Recorded data
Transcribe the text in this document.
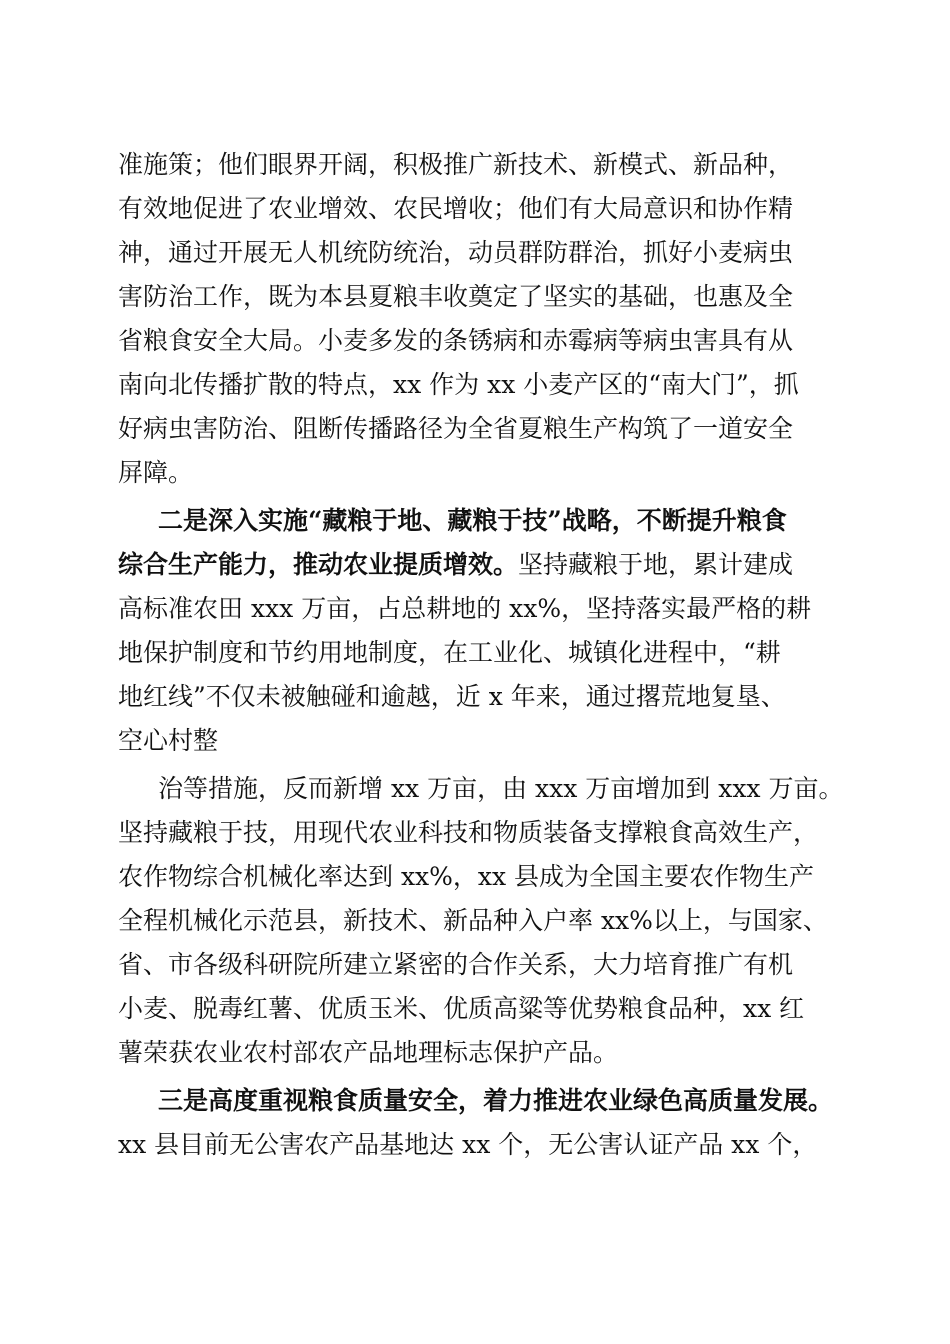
准施策；他们眼界开阔，积极推广新技术、新模式、新品种，

有效地促进了农业增效、农民增收；他们有大局意识和协作精

神，通过开展无人机统防统治，动员群防群治，抓好小麦病虫

害防治工作，既为本县夏粮丰收奠定了坚实的基础，也惠及全

省粮食安全大局。小麦多发的条锈病和赤霉病等病虫害具有从

南向北传播扩散的特点，xx 作为 xx 小麦产区的“南大门”，抓

好病虫害防治、阻断传播路径为全省夏粮生产构筑了一道安全

屏障。

二是深入实施“藏粮于地、藏粮于技”战略，不断提升粮食

综合生产能力，推动农业提质增效。坚持藏粮于地，累计建成

高标准农田 xxx 万亩，占总耕地的 xx%，坚持落实最严格的耕

地保护制度和节约用地制度，在工业化、城镇化进程中，“耕

地红线”不仅未被触碰和逾越，近 x 年来，通过撂荒地复垦、

空心村整

治等措施，反而新增 xx 万亩，由 xxx 万亩增加到 xxx 万亩。

坚持藏粮于技，用现代农业科技和物质装备支撑粮食高效生产，

农作物综合机械化率达到 xx%，xx 县成为全国主要农作物生产

全程机械化示范县，新技术、新品种入户率 xx%以上，与国家、

省、市各级科研院所建立紧密的合作关系，大力培育推广有机

小麦、脱毒红薯、优质玉米、优质高粱等优势粮食品种，xx 红

薯荣获农业农村部农产品地理标志保护产品。

三是高度重视粮食质量安全，着力推进农业绿色高质量发展。

xx 县目前无公害农产品基地达 xx 个，无公害认证产品 xx 个，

REQUIREMENTS: What is needed is an exact reproduction of the data, pictures excluded.

TASK RESPONSE:
Transcribe the text in this document.
准施策；他们眼界开阔，积极推广新技术、新模式、新品种，

有效地促进了农业增效、农民增收；他们有大局意识和协作精

神，通过开展无人机统防统治，动员群防群治，抓好小麦病虫

害防治工作，既为本县夏粮丰收奠定了坚实的基础，也惠及全

省粮食安全大局。小麦多发的条锈病和赤霉病等病虫害具有从

南向北传播扩散的特点，xx 作为 xx 小麦产区的“南大门”，抓

好病虫害防治、阻断传播路径为全省夏粮生产构筑了一道安全

屏障。

二是深入实施“藏粮于地、藏粮于技”战略，不断提升粮食

综合生产能力，推动农业提质增效。坚持藏粮于地，累计建成

高标准农田 xxx 万亩，占总耕地的 xx%，坚持落实最严格的耕

地保护制度和节约用地制度，在工业化、城镇化进程中，“耕

地红线”不仅未被触碰和逾越，近 x 年来，通过撂荒地复垦、

空心村整

治等措施，反而新增 xx 万亩，由 xxx 万亩增加到 xxx 万亩。

坚持藏粮于技，用现代农业科技和物质装备支撑粮食高效生产，

农作物综合机械化率达到 xx%，xx 县成为全国主要农作物生产

全程机械化示范县，新技术、新品种入户率 xx%以上，与国家、

省、市各级科研院所建立紧密的合作关系，大力培育推广有机

小麦、脱毒红薯、优质玉米、优质高粱等优势粮食品种，xx 红

薯荣获农业农村部农产品地理标志保护产品。

三是高度重视粮食质量安全，着力推进农业绿色高质量发展。

xx 县目前无公害农产品基地达 xx 个，无公害认证产品 xx 个，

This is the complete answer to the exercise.